#### Aim:
Extract each line of the material that follows exactly and omit its pictures.

*** Data for this task

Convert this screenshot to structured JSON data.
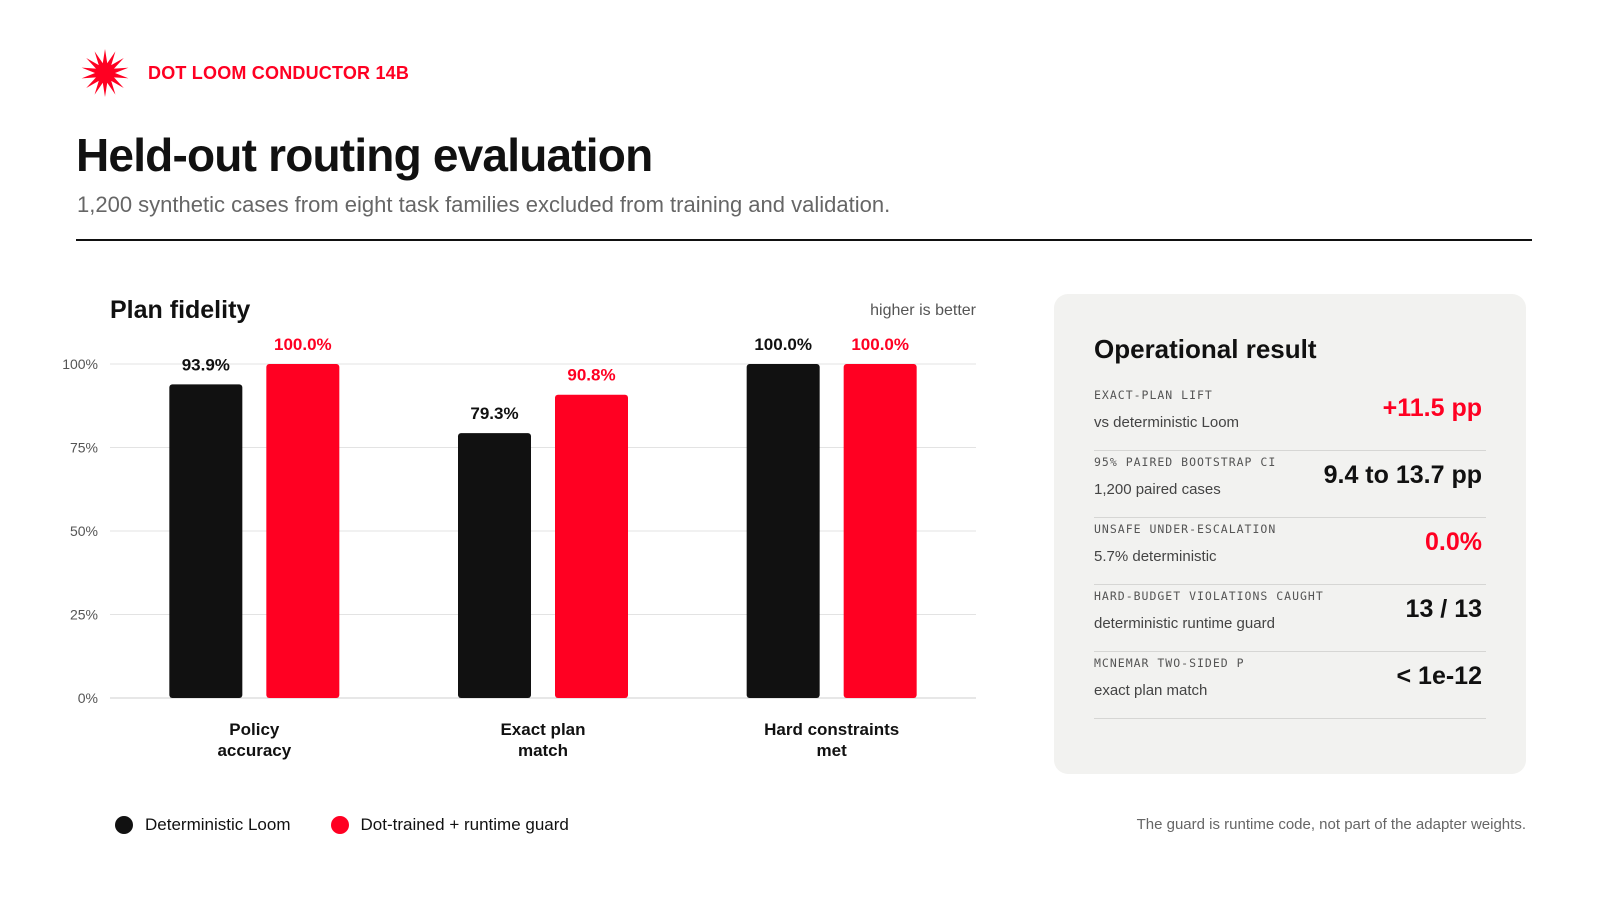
{
  "brand": {
    "name": "DOT LOOM CONDUCTOR 14B",
    "icon": "starburst-logo-icon",
    "color": "#ff0022"
  },
  "header": {
    "title": "Held-out routing evaluation",
    "subtitle": "1,200 synthetic cases from eight task families excluded from training and validation."
  },
  "chart_data": {
    "type": "bar",
    "title": "Plan fidelity",
    "note": "higher is better",
    "categories": [
      [
        "Policy",
        "accuracy"
      ],
      [
        "Exact plan",
        "match"
      ],
      [
        "Hard constraints",
        "met"
      ]
    ],
    "series": [
      {
        "name": "Deterministic Loom",
        "color": "#111111",
        "values": [
          93.9,
          79.3,
          100.0
        ],
        "labels": [
          "93.9%",
          "79.3%",
          "100.0%"
        ]
      },
      {
        "name": "Dot-trained + runtime guard",
        "color": "#ff0022",
        "values": [
          100.0,
          90.8,
          100.0
        ],
        "labels": [
          "100.0%",
          "90.8%",
          "100.0%"
        ]
      }
    ],
    "y_ticks": [
      0,
      25,
      50,
      75,
      100
    ],
    "y_tick_labels": [
      "0%",
      "25%",
      "50%",
      "75%",
      "100%"
    ],
    "ylim": [
      0,
      100
    ],
    "grid": true,
    "legend_position": "bottom-left"
  },
  "footnote": "The guard is runtime code, not part of the adapter weights.",
  "panel": {
    "title": "Operational result",
    "metrics": [
      {
        "label": "EXACT-PLAN LIFT",
        "desc": "vs deterministic Loom",
        "value": "+11.5 pp",
        "accent": true
      },
      {
        "label": "95% PAIRED BOOTSTRAP CI",
        "desc": "1,200 paired cases",
        "value": "9.4 to 13.7 pp",
        "accent": false
      },
      {
        "label": "UNSAFE UNDER-ESCALATION",
        "desc": "5.7% deterministic",
        "value": "0.0%",
        "accent": true
      },
      {
        "label": "HARD-BUDGET VIOLATIONS CAUGHT",
        "desc": "deterministic runtime guard",
        "value": "13 / 13",
        "accent": false
      },
      {
        "label": "MCNEMAR TWO-SIDED P",
        "desc": "exact plan match",
        "value": "< 1e-12",
        "accent": false
      }
    ]
  }
}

******

#### Written answer:
Convert this screenshot to structured JSON data.
{
  "brand": {
    "name": "DOT LOOM CONDUCTOR 14B",
    "icon": "starburst-logo-icon",
    "color": "#ff0022"
  },
  "header": {
    "title": "Held-out routing evaluation",
    "subtitle": "1,200 synthetic cases from eight task families excluded from training and validation."
  },
  "chart_data": {
    "type": "bar",
    "title": "Plan fidelity",
    "note": "higher is better",
    "categories": [
      [
        "Policy",
        "accuracy"
      ],
      [
        "Exact plan",
        "match"
      ],
      [
        "Hard constraints",
        "met"
      ]
    ],
    "series": [
      {
        "name": "Deterministic Loom",
        "color": "#111111",
        "values": [
          93.9,
          79.3,
          100.0
        ],
        "labels": [
          "93.9%",
          "79.3%",
          "100.0%"
        ]
      },
      {
        "name": "Dot-trained + runtime guard",
        "color": "#ff0022",
        "values": [
          100.0,
          90.8,
          100.0
        ],
        "labels": [
          "100.0%",
          "90.8%",
          "100.0%"
        ]
      }
    ],
    "y_ticks": [
      0,
      25,
      50,
      75,
      100
    ],
    "y_tick_labels": [
      "0%",
      "25%",
      "50%",
      "75%",
      "100%"
    ],
    "ylim": [
      0,
      100
    ],
    "grid": true,
    "legend_position": "bottom-left"
  },
  "footnote": "The guard is runtime code, not part of the adapter weights.",
  "panel": {
    "title": "Operational result",
    "metrics": [
      {
        "label": "EXACT-PLAN LIFT",
        "desc": "vs deterministic Loom",
        "value": "+11.5 pp",
        "accent": true
      },
      {
        "label": "95% PAIRED BOOTSTRAP CI",
        "desc": "1,200 paired cases",
        "value": "9.4 to 13.7 pp",
        "accent": false
      },
      {
        "label": "UNSAFE UNDER-ESCALATION",
        "desc": "5.7% deterministic",
        "value": "0.0%",
        "accent": true
      },
      {
        "label": "HARD-BUDGET VIOLATIONS CAUGHT",
        "desc": "deterministic runtime guard",
        "value": "13 / 13",
        "accent": false
      },
      {
        "label": "MCNEMAR TWO-SIDED P",
        "desc": "exact plan match",
        "value": "< 1e-12",
        "accent": false
      }
    ]
  }
}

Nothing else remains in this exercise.